* _Consigne A_:
Répondez à ces questions d'après le texte sur le réajustement des taux de change dans la zone euro :
(i) Selon quel critère les pays étaient-ils classés dans le premier tableau ?
(ii) De combien l'ensemble de la zone doit-il se déprécier par rapport au dollar ?
(iii) Quelle variation est retenue pour la monnaie grecque ?
* _Consigne B_:
Indiquez si chacune de ces affirmations concorde avec le texte sur le réajustement des taux de change dans la zone euro :
(i) L'hypothèse retenue comporte une modification de la politique budgétaire.
(ii) La progression du PIB en volume va de 4,5 % pour la France à 16,3 % pour la Grèce.
(iii) La monnaie finlandaise s'apprécie de 10 %.
* _Consigne C_: Poursuivez le texte sur le réajustement des taux de change dans la zone euro à partir de sa dernière phrase.

On tient compte ici du fait que la consommation privée de chacun varie en sens inverse de l’évolution de ses prix intérieurs : toute dépréciation nominale de la monnaie engendre, toutes choses égales par ailleurs, un appauvrissement temporaire du pouvoir d’achat de la population (l’effet inverse se manifeste en cas d’appréciation). On suppose également que l’accroissement du PIB, en cas de dépréciation de la monnaie, ne crée pas de tensions sur les capacités de production, ce qui est le cas dans les pays qui souffrent actuellement d’un chômage massif. Enfin, afin de ne conserver que l’effet induit par les seuls changements de parité monétaire, on n’introduit aucun changement de la politique budgétaire, ni pour les dépenses publiques, ni pour la fiscalité.
Pour faire face au problème posé, le tableau 2 montre que le réajustement des taux de change doit aller dans le sens de l’hypothèse n°1. Précédemment, dans le premier tableau, les pays avaient été classés, de façon décroissante, selon leur taux de dette par rapport au PIB correspondant. Afin de réduire les niveaux actuels d’endettement extérieur net, il convient donc de diminuer dans le même ordre les déficits commerciaux. Pour les pays endettés, le solde commercial s’améliore de façon spectaculaire : vis-à-vis du Produit Intérieur Brut, le gain de compétitivité va même jusqu’à plus de 14% dans le cas de la Grèce, au bout d’une période que l’on peut estimer à environ dix-huit mois. Relativement à l’endettement extérieur net de chacun des pays, ceci représente une diminution significative, comprise entre 7% et 10%, susceptible de se renouveler au cours des périodes suivantes si le gain de compétitivité est conservé. En même temps, la dépréciation du taux de change engendre une progression du PIB en volume, allant de 4,5 % pour la France à 16,3 % pour la Grèce, sans que leurs partenaires de la zone euro en pâtissent.
Un tel résultat est obtenu si l’ensemble de la zone se déprécie de 16 % par rapport au dollar. Le réajustement des taux de change s’opère simultanément à l’intérieur de l’actuelle zone euro. S’apprécient, par rapport à l’unité de compte, le futur deutsche mark (+16 %), suivi par la monnaie néerlandaise, la monnaie belge et la monnaie luxembourgeoise (+10%), puis par la monnaie finlandaise et la monnaie autrichienne (+5 %). En sens inverse se déprécient le futur franc français et la monnaie irlandaise (-5 %), suivis par la monnaie italienne (-20%), la monnaie espagnole et la monnaie portugaise (-32 %), et enfin par la monnaie grecque (-45 %).

* _Données fournies_:
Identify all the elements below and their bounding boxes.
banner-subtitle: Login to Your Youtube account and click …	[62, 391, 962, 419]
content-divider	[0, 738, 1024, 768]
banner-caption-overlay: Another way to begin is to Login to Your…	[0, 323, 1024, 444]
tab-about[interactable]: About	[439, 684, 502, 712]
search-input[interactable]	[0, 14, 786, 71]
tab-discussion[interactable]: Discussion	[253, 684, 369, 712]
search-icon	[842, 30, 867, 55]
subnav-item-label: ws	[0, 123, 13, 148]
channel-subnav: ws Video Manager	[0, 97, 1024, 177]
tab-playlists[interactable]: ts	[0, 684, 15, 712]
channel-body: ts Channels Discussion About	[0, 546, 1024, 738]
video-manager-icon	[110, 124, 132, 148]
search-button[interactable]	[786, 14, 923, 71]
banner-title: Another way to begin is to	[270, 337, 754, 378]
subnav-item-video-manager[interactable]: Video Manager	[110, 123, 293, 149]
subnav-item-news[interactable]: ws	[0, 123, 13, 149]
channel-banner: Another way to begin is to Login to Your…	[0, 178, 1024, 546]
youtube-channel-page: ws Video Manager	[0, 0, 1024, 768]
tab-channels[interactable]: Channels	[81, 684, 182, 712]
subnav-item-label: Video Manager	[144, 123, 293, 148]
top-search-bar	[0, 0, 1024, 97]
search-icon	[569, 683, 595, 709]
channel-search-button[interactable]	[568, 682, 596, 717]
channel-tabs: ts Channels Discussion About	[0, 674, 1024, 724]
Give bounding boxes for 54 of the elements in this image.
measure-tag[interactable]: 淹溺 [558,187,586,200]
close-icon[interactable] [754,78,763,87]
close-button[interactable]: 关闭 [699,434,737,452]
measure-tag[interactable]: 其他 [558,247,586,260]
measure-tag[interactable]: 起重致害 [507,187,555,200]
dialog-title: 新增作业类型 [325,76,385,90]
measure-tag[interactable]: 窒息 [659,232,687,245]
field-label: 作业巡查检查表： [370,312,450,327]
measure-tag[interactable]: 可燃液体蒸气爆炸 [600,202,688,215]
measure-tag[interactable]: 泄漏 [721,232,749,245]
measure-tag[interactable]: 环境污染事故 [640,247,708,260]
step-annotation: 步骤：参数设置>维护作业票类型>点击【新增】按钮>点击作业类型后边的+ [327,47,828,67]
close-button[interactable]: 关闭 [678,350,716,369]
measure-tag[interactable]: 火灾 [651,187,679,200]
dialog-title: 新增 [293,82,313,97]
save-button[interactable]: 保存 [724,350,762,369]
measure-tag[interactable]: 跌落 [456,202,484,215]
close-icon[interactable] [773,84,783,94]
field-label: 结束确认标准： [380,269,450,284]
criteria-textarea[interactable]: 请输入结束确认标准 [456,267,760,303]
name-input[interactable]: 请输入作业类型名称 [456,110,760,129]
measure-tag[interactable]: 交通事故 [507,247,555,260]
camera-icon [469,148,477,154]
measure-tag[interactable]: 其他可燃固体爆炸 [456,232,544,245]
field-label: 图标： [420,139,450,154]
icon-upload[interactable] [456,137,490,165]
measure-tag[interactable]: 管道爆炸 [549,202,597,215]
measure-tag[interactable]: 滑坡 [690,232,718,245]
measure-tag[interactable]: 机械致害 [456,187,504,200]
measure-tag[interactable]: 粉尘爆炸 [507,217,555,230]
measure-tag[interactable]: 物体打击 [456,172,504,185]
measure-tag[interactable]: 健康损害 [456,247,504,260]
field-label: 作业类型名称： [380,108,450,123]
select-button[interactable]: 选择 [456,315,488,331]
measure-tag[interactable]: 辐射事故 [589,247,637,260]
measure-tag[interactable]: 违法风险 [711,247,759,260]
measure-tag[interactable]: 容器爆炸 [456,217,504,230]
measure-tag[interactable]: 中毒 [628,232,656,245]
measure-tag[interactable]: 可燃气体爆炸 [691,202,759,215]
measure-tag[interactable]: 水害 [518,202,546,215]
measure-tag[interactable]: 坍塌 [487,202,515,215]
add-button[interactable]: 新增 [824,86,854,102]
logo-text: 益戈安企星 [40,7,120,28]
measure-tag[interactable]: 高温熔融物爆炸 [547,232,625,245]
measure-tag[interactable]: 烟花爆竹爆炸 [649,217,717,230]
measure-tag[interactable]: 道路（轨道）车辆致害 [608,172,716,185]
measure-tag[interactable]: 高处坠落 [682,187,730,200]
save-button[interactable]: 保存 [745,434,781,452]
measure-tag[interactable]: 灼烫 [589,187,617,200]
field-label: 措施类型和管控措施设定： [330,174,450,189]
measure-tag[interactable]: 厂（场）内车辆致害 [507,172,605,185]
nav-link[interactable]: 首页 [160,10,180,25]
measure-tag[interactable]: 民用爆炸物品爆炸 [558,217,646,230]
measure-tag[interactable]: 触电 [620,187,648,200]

* _Réponse A_:
(i) Selon leur taux de dette par rapport au PIB, par ordre décroissant.
(ii) De 16 %.
(iii) Une dépréciation de 45 % (-45 %).

* _Réponse B_:
(i) Non : « on n’introduit aucun changement de la politique budgétaire, ni pour les dépenses publiques, ni pour la fiscalité »
(ii) Oui : « allant de 4,5 % pour la France à 16,3 % pour la Grèce »
(iii) Non : « puis par la monnaie finlandaise et la monnaie autrichienne (+5 %) »

* _Réponse C_:
Tableau 2 : Résultats pour les principaux pays de la zone euro
Les quatre hypothèses alternatives, présentées dans le même tableau, sont beaucoup moins favorables. L’hypothèse n° 2, où le réaménagement ne s’opère plus qu’entre les pays de la zone, sans changer la parité avec le Reste du Monde, pénalise les pays dont la monnaie s’apprécie, leur PIB baissant de 2,8 % en Allemagne et dans l’UEBL, plus de 3 % aux Pays-Bas. La croissance ne progresse plus que de 0,5 % en France, et ce n’est que dans les pays d’Europe du Sud que l’on a encore des améliorations notables. Les gains de compétitivité sont plus modestes dans les pays dont la monnaie se déprécie, et le solde commercial se dégrade dans les pays dont la monnaie s’apprécie.
L’hypothèse n° 3 correspond au maintien de l’euro dans les moins mauvaises conditions possibles. Sans réaménagement interne, elle suppose en effet une dépréciation de l’ensemble de la zone vis-à-vis du Reste Du Monde. Certes, elle produit encore des résultats positifs. Cependant, pour les pays dont la monnaie ne se déprécie plus vis-à-vis de l’unité de compte, ceux-ci sont au moins deux fois plus faibles que dans l’hypothèse n° 1. Dans les pays de l’Europe du Sud, ils deviennent même totalement insignifiants, tandis que les excédents commerciaux s’accroissent encore en Europe du Nord.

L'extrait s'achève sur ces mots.